>> BEGIN Supplied records
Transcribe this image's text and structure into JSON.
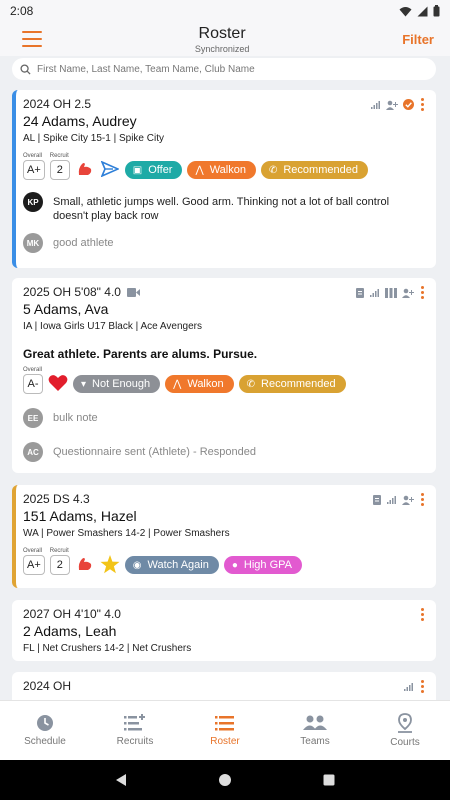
{
  "status": {
    "time": "2:08"
  },
  "header": {
    "title": "Roster",
    "subtitle": "Synchronized",
    "filter_label": "Filter"
  },
  "search": {
    "placeholder": "First Name, Last Name, Team Name, Club Name"
  },
  "colors": {
    "accent": "#e8742a",
    "offer": "#1eaaa6",
    "walkon": "#f0782c",
    "recommended": "#d9a232",
    "not_enough": "#8d9096",
    "watch_again": "#6f8aa6",
    "high_gpa": "#e25ad0"
  },
  "cards": [
    {
      "line1": "2024 OH 2.5",
      "name": "24 Adams, Audrey",
      "club": "AL | Spike City 15-1 | Spike City",
      "overall_label": "Overall",
      "overall": "A+",
      "recruit_label": "Recruit",
      "recruit": "2",
      "tags": [
        "Offer",
        "Walkon",
        "Recommended"
      ],
      "notes": [
        {
          "initials": "KP",
          "text": "Small, athletic jumps well. Good arm. Thinking not a lot of ball control doesn't play back row"
        },
        {
          "initials": "MK",
          "text": "good athlete"
        }
      ]
    },
    {
      "line1": "2025 OH 5'08\" 4.0",
      "name": "5 Adams, Ava",
      "club": "IA | Iowa Girls U17 Black | Ace Avengers",
      "bold_note": "Great athlete. Parents are alums. Pursue.",
      "overall_label": "Overall",
      "overall": "A-",
      "tags": [
        "Not Enough",
        "Walkon",
        "Recommended"
      ],
      "notes": [
        {
          "initials": "EE",
          "text": "bulk note"
        },
        {
          "initials": "AC",
          "text": "Questionnaire sent (Athlete) - Responded"
        }
      ]
    },
    {
      "line1": "2025 DS 4.3",
      "name": "151 Adams, Hazel",
      "club": "WA | Power Smashers 14-2 | Power Smashers",
      "overall_label": "Overall",
      "overall": "A+",
      "recruit_label": "Recruit",
      "recruit": "2",
      "tags": [
        "Watch Again",
        "High GPA"
      ]
    },
    {
      "line1": "2027 OH 4'10\" 4.0",
      "name": "2 Adams, Leah",
      "club": "FL | Net Crushers 14-2 | Net Crushers"
    },
    {
      "line1": "2024 OH"
    }
  ],
  "nav": [
    {
      "label": "Schedule",
      "icon": "clock-icon"
    },
    {
      "label": "Recruits",
      "icon": "list-add-icon"
    },
    {
      "label": "Roster",
      "icon": "list-icon",
      "active": true
    },
    {
      "label": "Teams",
      "icon": "people-icon"
    },
    {
      "label": "Courts",
      "icon": "map-pin-icon"
    }
  ]
}
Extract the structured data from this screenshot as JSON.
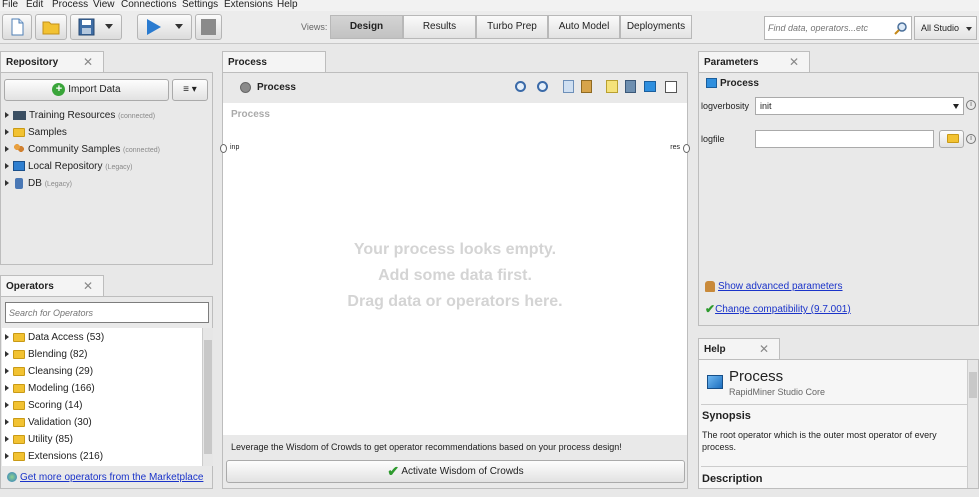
{
  "menu": [
    "File",
    "Edit",
    "Process",
    "View",
    "Connections",
    "Settings",
    "Extensions",
    "Help"
  ],
  "toolbar": {
    "views_label": "Views:",
    "views": [
      "Design",
      "Results",
      "Turbo Prep",
      "Auto Model",
      "Deployments"
    ],
    "search_placeholder": "Find data, operators...etc",
    "studio_select": "All Studio"
  },
  "repository": {
    "title": "Repository",
    "import_label": "Import Data",
    "items": [
      {
        "label": "Training Resources",
        "note": "(connected)",
        "icon": "computer-icon"
      },
      {
        "label": "Samples",
        "note": "",
        "icon": "folder-icon"
      },
      {
        "label": "Community Samples",
        "note": "(connected)",
        "icon": "people-icon"
      },
      {
        "label": "Local Repository",
        "note": "(Legacy)",
        "icon": "monitor-icon"
      },
      {
        "label": "DB",
        "note": "(Legacy)",
        "icon": "database-icon"
      }
    ]
  },
  "operators": {
    "title": "Operators",
    "search_placeholder": "Search for Operators",
    "items": [
      "Data Access (53)",
      "Blending (82)",
      "Cleansing (29)",
      "Modeling (166)",
      "Scoring (14)",
      "Validation (30)",
      "Utility (85)",
      "Extensions (216)"
    ],
    "marketplace_link": "Get more operators from the Marketplace"
  },
  "process": {
    "tab": "Process",
    "header": "Process",
    "canvas_label": "Process",
    "port_in": "inp",
    "port_out": "res",
    "empty": [
      "Your process looks empty.",
      "Add some data first.",
      "Drag data or operators here."
    ],
    "wisdom_text": "Leverage the Wisdom of Crowds to get operator recommendations based on your process design!",
    "wisdom_button": "Activate Wisdom of Crowds"
  },
  "parameters": {
    "title": "Parameters",
    "operator": "Process",
    "logverbosity_label": "logverbosity",
    "logverbosity_value": "init",
    "logfile_label": "logfile",
    "logfile_value": "",
    "advanced_link": "Show advanced parameters",
    "compat_link": "Change compatibility (9.7.001)"
  },
  "help": {
    "title": "Help",
    "op_name": "Process",
    "op_sub": "RapidMiner Studio Core",
    "synopsis_title": "Synopsis",
    "synopsis": "The root operator which is the outer most operator of every process.",
    "description_title": "Description"
  }
}
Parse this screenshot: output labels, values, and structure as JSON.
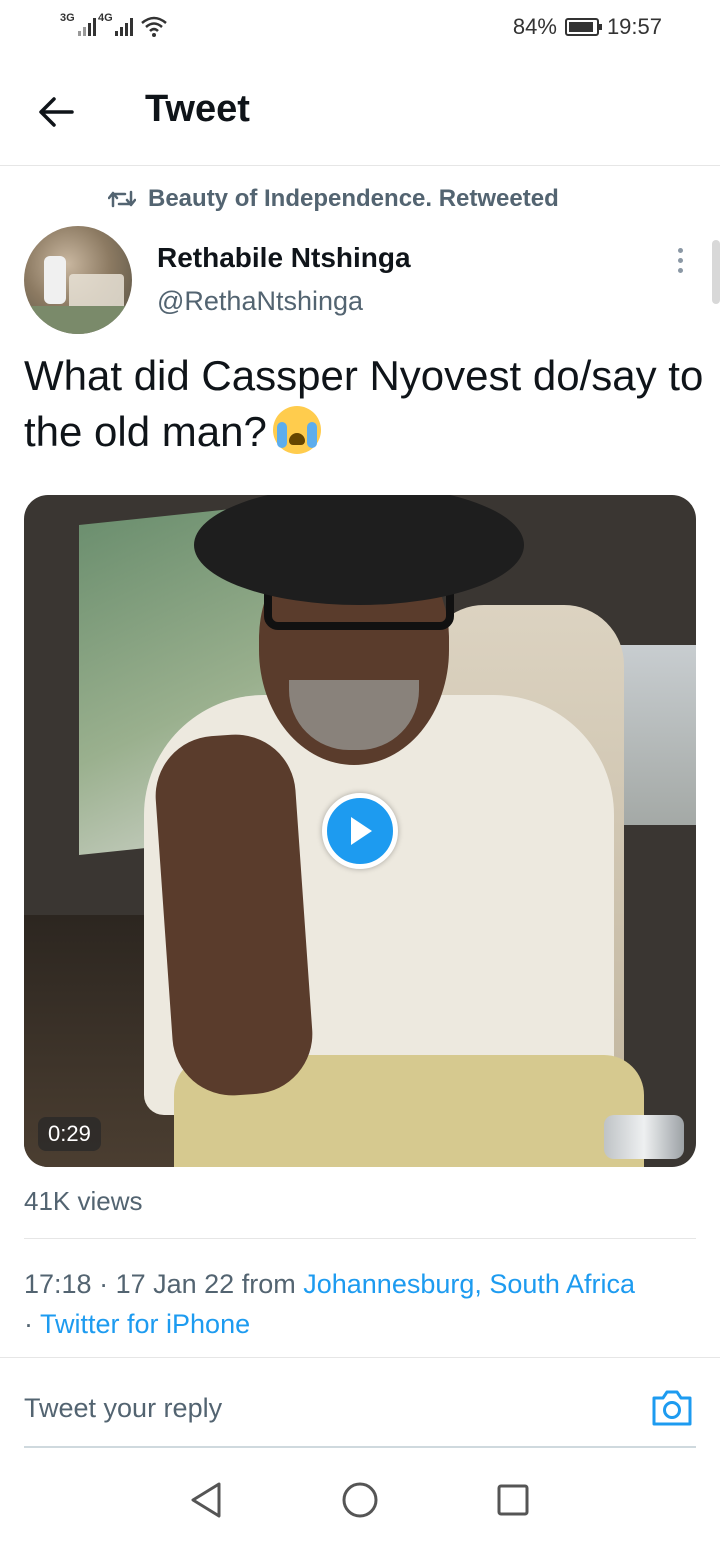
{
  "status_bar": {
    "signal1_label": "3G",
    "signal2_label": "4G",
    "battery": "84%",
    "time": "19:57",
    "icons": [
      "signal-icon",
      "wifi-icon",
      "battery-icon"
    ]
  },
  "header": {
    "title": "Tweet",
    "back_icon": "arrow-left-icon"
  },
  "retweet": {
    "text": "Beauty of Independence. Retweeted",
    "icon": "retweet-icon"
  },
  "tweet": {
    "display_name": "Rethabile Ntshinga",
    "handle": "@RethaNtshinga",
    "text": "What did Cassper Nyovest do/say to the old man?",
    "emoji": "loudly-crying-face",
    "video_duration": "0:29",
    "views": "41K views",
    "time": "17:18",
    "date": "17 Jan 22",
    "from_label": "from",
    "location": "Johannesburg, South Africa",
    "client": "Twitter for iPhone"
  },
  "reply": {
    "placeholder": "Tweet your reply",
    "camera_icon": "camera-icon"
  },
  "colors": {
    "accent": "#1d9bf0",
    "secondary_text": "#536471",
    "primary_text": "#0f1419"
  },
  "nav": {
    "icons": [
      "back-triangle-icon",
      "home-circle-icon",
      "recents-square-icon"
    ]
  }
}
>> END Supplied records
The records above should be reproduced exactly, with no pictures included.

Transcribe this image's text and structure into JSON.
{
  "status": {
    "time": "2:08"
  },
  "header": {
    "title": "Roster",
    "subtitle": "Synchronized",
    "filter_label": "Filter"
  },
  "search": {
    "placeholder": "First Name, Last Name, Team Name, Club Name"
  },
  "colors": {
    "accent": "#e8742a",
    "offer": "#1eaaa6",
    "walkon": "#f0782c",
    "recommended": "#d9a232",
    "not_enough": "#8d9096",
    "watch_again": "#6f8aa6",
    "high_gpa": "#e25ad0"
  },
  "cards": [
    {
      "line1": "2024 OH 2.5",
      "name": "24 Adams, Audrey",
      "club": "AL | Spike City 15-1 | Spike City",
      "overall_label": "Overall",
      "overall": "A+",
      "recruit_label": "Recruit",
      "recruit": "2",
      "tags": [
        "Offer",
        "Walkon",
        "Recommended"
      ],
      "notes": [
        {
          "initials": "KP",
          "text": "Small, athletic jumps well. Good arm. Thinking not a lot of ball control doesn't play back row"
        },
        {
          "initials": "MK",
          "text": "good athlete"
        }
      ]
    },
    {
      "line1": "2025 OH 5'08\" 4.0",
      "name": "5 Adams, Ava",
      "club": "IA | Iowa Girls U17 Black | Ace Avengers",
      "bold_note": "Great athlete. Parents are alums. Pursue.",
      "overall_label": "Overall",
      "overall": "A-",
      "tags": [
        "Not Enough",
        "Walkon",
        "Recommended"
      ],
      "notes": [
        {
          "initials": "EE",
          "text": "bulk note"
        },
        {
          "initials": "AC",
          "text": "Questionnaire sent (Athlete) - Responded"
        }
      ]
    },
    {
      "line1": "2025 DS 4.3",
      "name": "151 Adams, Hazel",
      "club": "WA | Power Smashers 14-2 | Power Smashers",
      "overall_label": "Overall",
      "overall": "A+",
      "recruit_label": "Recruit",
      "recruit": "2",
      "tags": [
        "Watch Again",
        "High GPA"
      ]
    },
    {
      "line1": "2027 OH 4'10\" 4.0",
      "name": "2 Adams, Leah",
      "club": "FL | Net Crushers 14-2 | Net Crushers"
    },
    {
      "line1": "2024 OH"
    }
  ],
  "nav": [
    {
      "label": "Schedule",
      "icon": "clock-icon"
    },
    {
      "label": "Recruits",
      "icon": "list-add-icon"
    },
    {
      "label": "Roster",
      "icon": "list-icon",
      "active": true
    },
    {
      "label": "Teams",
      "icon": "people-icon"
    },
    {
      "label": "Courts",
      "icon": "map-pin-icon"
    }
  ]
}
Extract the structured data from this screenshot as JSON.
{
  "menu": [
    "File",
    "Edit",
    "Process",
    "View",
    "Connections",
    "Settings",
    "Extensions",
    "Help"
  ],
  "toolbar": {
    "views_label": "Views:",
    "views": [
      "Design",
      "Results",
      "Turbo Prep",
      "Auto Model",
      "Deployments"
    ],
    "search_placeholder": "Find data, operators...etc",
    "studio_select": "All Studio"
  },
  "repository": {
    "title": "Repository",
    "import_label": "Import Data",
    "items": [
      {
        "label": "Training Resources",
        "note": "(connected)",
        "icon": "computer-icon"
      },
      {
        "label": "Samples",
        "note": "",
        "icon": "folder-icon"
      },
      {
        "label": "Community Samples",
        "note": "(connected)",
        "icon": "people-icon"
      },
      {
        "label": "Local Repository",
        "note": "(Legacy)",
        "icon": "monitor-icon"
      },
      {
        "label": "DB",
        "note": "(Legacy)",
        "icon": "database-icon"
      }
    ]
  },
  "operators": {
    "title": "Operators",
    "search_placeholder": "Search for Operators",
    "items": [
      "Data Access (53)",
      "Blending (82)",
      "Cleansing (29)",
      "Modeling (166)",
      "Scoring (14)",
      "Validation (30)",
      "Utility (85)",
      "Extensions (216)"
    ],
    "marketplace_link": "Get more operators from the Marketplace"
  },
  "process": {
    "tab": "Process",
    "header": "Process",
    "canvas_label": "Process",
    "port_in": "inp",
    "port_out": "res",
    "empty": [
      "Your process looks empty.",
      "Add some data first.",
      "Drag data or operators here."
    ],
    "wisdom_text": "Leverage the Wisdom of Crowds to get operator recommendations based on your process design!",
    "wisdom_button": "Activate Wisdom of Crowds"
  },
  "parameters": {
    "title": "Parameters",
    "operator": "Process",
    "logverbosity_label": "logverbosity",
    "logverbosity_value": "init",
    "logfile_label": "logfile",
    "logfile_value": "",
    "advanced_link": "Show advanced parameters",
    "compat_link": "Change compatibility (9.7.001)"
  },
  "help": {
    "title": "Help",
    "op_name": "Process",
    "op_sub": "RapidMiner Studio Core",
    "synopsis_title": "Synopsis",
    "synopsis": "The root operator which is the outer most operator of every process.",
    "description_title": "Description"
  }
}
Parse this screenshot: output labels, values, and structure as JSON.
{
  "status_bar": {
    "signal1_label": "3G",
    "signal2_label": "4G",
    "battery": "84%",
    "time": "19:57",
    "icons": [
      "signal-icon",
      "wifi-icon",
      "battery-icon"
    ]
  },
  "header": {
    "title": "Tweet",
    "back_icon": "arrow-left-icon"
  },
  "retweet": {
    "text": "Beauty of Independence. Retweeted",
    "icon": "retweet-icon"
  },
  "tweet": {
    "display_name": "Rethabile Ntshinga",
    "handle": "@RethaNtshinga",
    "text": "What did Cassper Nyovest do/say to the old man?",
    "emoji": "loudly-crying-face",
    "video_duration": "0:29",
    "views": "41K views",
    "time": "17:18",
    "date": "17 Jan 22",
    "from_label": "from",
    "location": "Johannesburg, South Africa",
    "client": "Twitter for iPhone"
  },
  "reply": {
    "placeholder": "Tweet your reply",
    "camera_icon": "camera-icon"
  },
  "colors": {
    "accent": "#1d9bf0",
    "secondary_text": "#536471",
    "primary_text": "#0f1419"
  },
  "nav": {
    "icons": [
      "back-triangle-icon",
      "home-circle-icon",
      "recents-square-icon"
    ]
  }
}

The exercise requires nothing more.